## Source material
- - - - -

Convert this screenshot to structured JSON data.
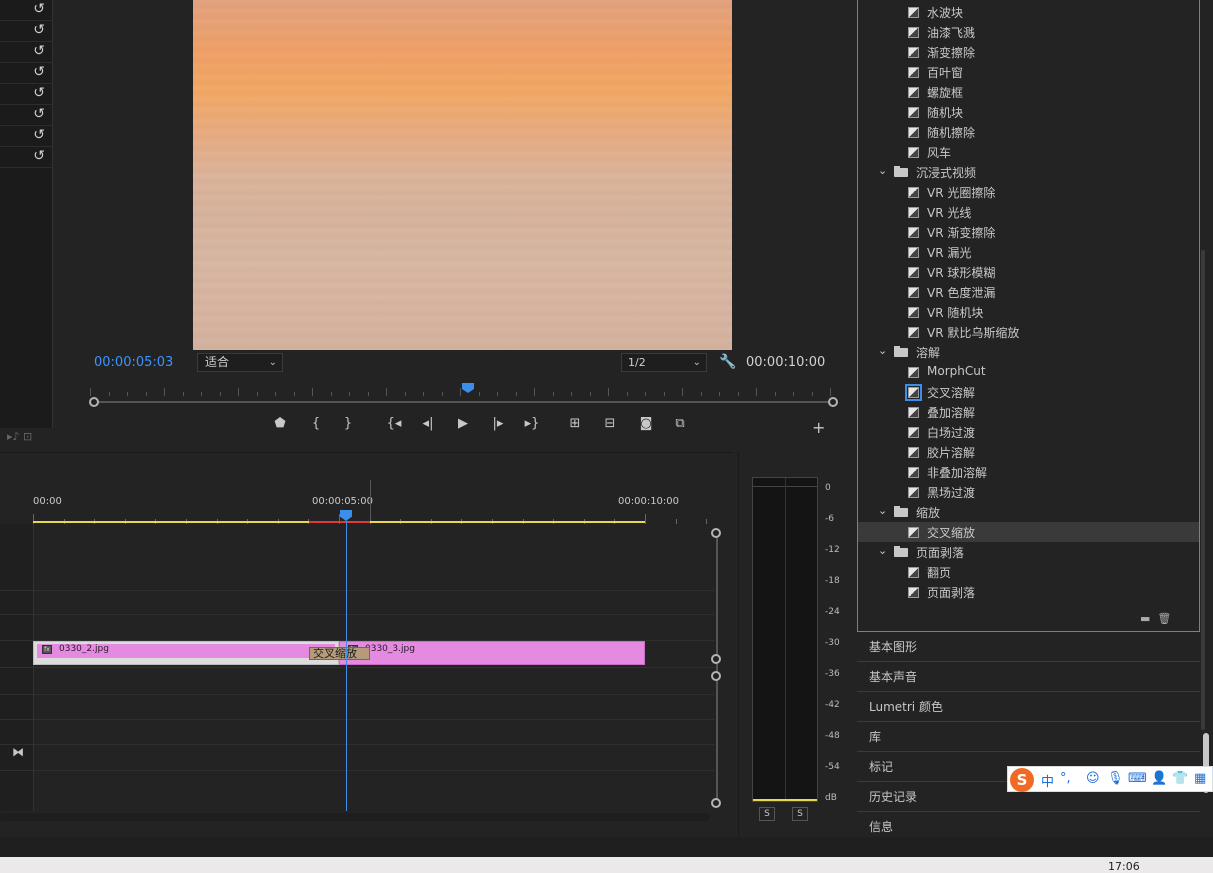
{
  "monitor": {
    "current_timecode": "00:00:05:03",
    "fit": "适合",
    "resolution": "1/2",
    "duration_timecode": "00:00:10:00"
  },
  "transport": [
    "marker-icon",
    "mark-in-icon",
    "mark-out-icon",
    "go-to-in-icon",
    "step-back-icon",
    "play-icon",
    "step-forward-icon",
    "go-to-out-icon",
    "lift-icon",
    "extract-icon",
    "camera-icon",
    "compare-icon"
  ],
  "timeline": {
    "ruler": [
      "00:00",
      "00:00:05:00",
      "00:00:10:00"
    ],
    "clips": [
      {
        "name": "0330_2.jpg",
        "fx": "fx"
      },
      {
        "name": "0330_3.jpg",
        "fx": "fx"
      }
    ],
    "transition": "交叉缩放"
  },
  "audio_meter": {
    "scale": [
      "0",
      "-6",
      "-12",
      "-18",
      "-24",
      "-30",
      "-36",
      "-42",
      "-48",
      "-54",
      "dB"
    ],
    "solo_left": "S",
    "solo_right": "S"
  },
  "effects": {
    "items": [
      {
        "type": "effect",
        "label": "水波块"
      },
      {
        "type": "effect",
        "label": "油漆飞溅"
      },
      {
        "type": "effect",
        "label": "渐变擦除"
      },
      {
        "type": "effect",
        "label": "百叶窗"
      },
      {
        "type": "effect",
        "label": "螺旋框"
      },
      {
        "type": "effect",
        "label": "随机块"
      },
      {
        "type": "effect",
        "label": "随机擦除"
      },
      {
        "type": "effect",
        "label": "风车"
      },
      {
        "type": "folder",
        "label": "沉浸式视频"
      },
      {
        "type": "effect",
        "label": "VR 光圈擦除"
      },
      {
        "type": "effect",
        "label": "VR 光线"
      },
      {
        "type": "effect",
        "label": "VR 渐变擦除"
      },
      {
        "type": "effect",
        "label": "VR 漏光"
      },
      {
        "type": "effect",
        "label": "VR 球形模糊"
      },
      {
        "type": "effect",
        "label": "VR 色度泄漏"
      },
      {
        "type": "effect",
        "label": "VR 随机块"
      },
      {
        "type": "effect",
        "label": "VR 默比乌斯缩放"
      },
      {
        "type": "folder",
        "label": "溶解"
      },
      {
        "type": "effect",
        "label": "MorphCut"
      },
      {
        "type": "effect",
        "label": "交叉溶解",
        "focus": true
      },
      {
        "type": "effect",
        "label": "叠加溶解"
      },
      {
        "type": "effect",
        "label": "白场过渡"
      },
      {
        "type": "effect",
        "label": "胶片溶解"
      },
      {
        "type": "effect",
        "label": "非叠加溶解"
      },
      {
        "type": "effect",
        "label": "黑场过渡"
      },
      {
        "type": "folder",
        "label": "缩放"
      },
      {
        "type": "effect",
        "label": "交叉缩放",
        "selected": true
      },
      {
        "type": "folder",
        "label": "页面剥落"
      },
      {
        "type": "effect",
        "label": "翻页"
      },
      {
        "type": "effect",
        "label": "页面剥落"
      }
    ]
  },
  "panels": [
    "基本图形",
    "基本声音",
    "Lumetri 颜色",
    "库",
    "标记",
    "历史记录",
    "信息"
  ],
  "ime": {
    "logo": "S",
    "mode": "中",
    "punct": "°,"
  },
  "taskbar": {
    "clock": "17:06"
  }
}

- - - - -

## Problem requirements
Pick out the lines containing the word "icon" and show them.

## Response for this exercise
    "marker-icon",
    "mark-in-icon",
    "mark-out-icon",
    "go-to-in-icon",
    "step-back-icon",
    "play-icon",
    "step-forward-icon",
    "go-to-out-icon",
    "lift-icon",
    "extract-icon",
    "camera-icon",
    "compare-icon"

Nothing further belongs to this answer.